YOUR INSTRUCTIONS. Below is a listing. Gather each line of it that contains "esta".

(Extracted data entries)
* Start *
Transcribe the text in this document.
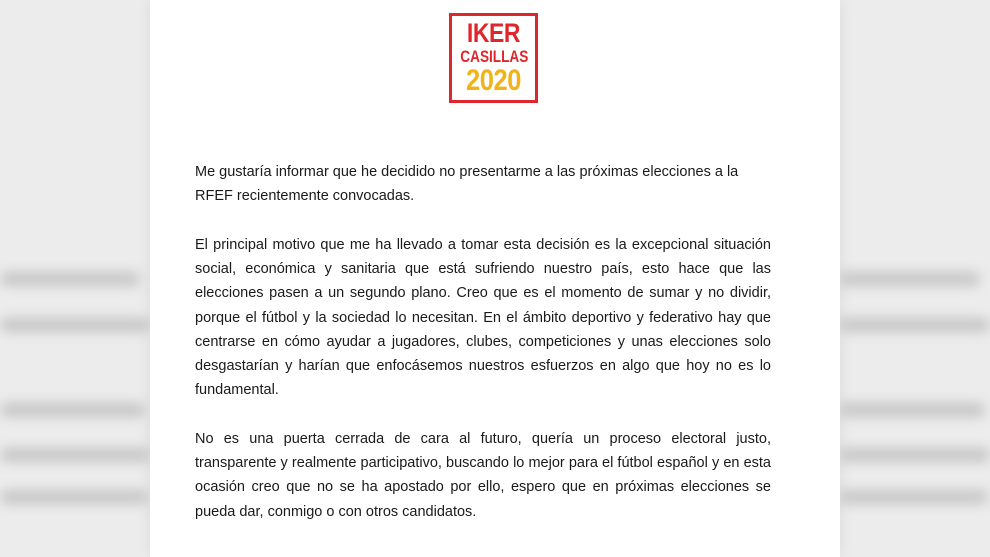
IKER
CASILLAS
2020
Me gustaría informar que he decidido no presentarme a las próximas elecciones a la RFEF recientemente convocadas.
El principal motivo que me ha llevado a tomar esta decisión es la excepcional situación social, económica y sanitaria que está sufriendo nuestro país, esto hace que las elecciones pasen a un segundo plano. Creo que es el momento de sumar y no dividir, porque el fútbol y la sociedad lo necesitan. En el ámbito deportivo y federativo hay que centrarse en cómo ayudar a jugadores, clubes, competiciones y unas elecciones solo desgastarían y harían que enfocásemos nuestros esfuerzos en algo que hoy no es lo fundamental.
No es una puerta cerrada de cara al futuro, quería un proceso electoral justo, transparente y realmente participativo, buscando lo mejor para el fútbol español y en esta ocasión creo que no se ha apostado por ello, espero que en próximas elecciones se pueda dar, conmigo o con otros candidatos.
* End *
FULL ANSWER.
El principal motivo que me ha llevado a tomar esta decisión es la excepcional situación social, económica y sanitaria que está sufriendo nuestro país, esto hace que las elecciones pasen a un segundo plano. Creo que es el momento de sumar y no dividir, porque el fútbol y la sociedad lo necesitan. En el ámbito deportivo y federativo hay que centrarse en cómo ayudar a jugadores, clubes, competiciones y unas elecciones solo desgastarían y harían que enfocásemos nuestros esfuerzos en algo que hoy no es lo fundamental.
No es una puerta cerrada de cara al futuro, quería un proceso electoral justo, transparente y realmente participativo, buscando lo mejor para el fútbol español y en esta ocasión creo que no se ha apostado por ello, espero que en próximas elecciones se pueda dar, conmigo o con otros candidatos.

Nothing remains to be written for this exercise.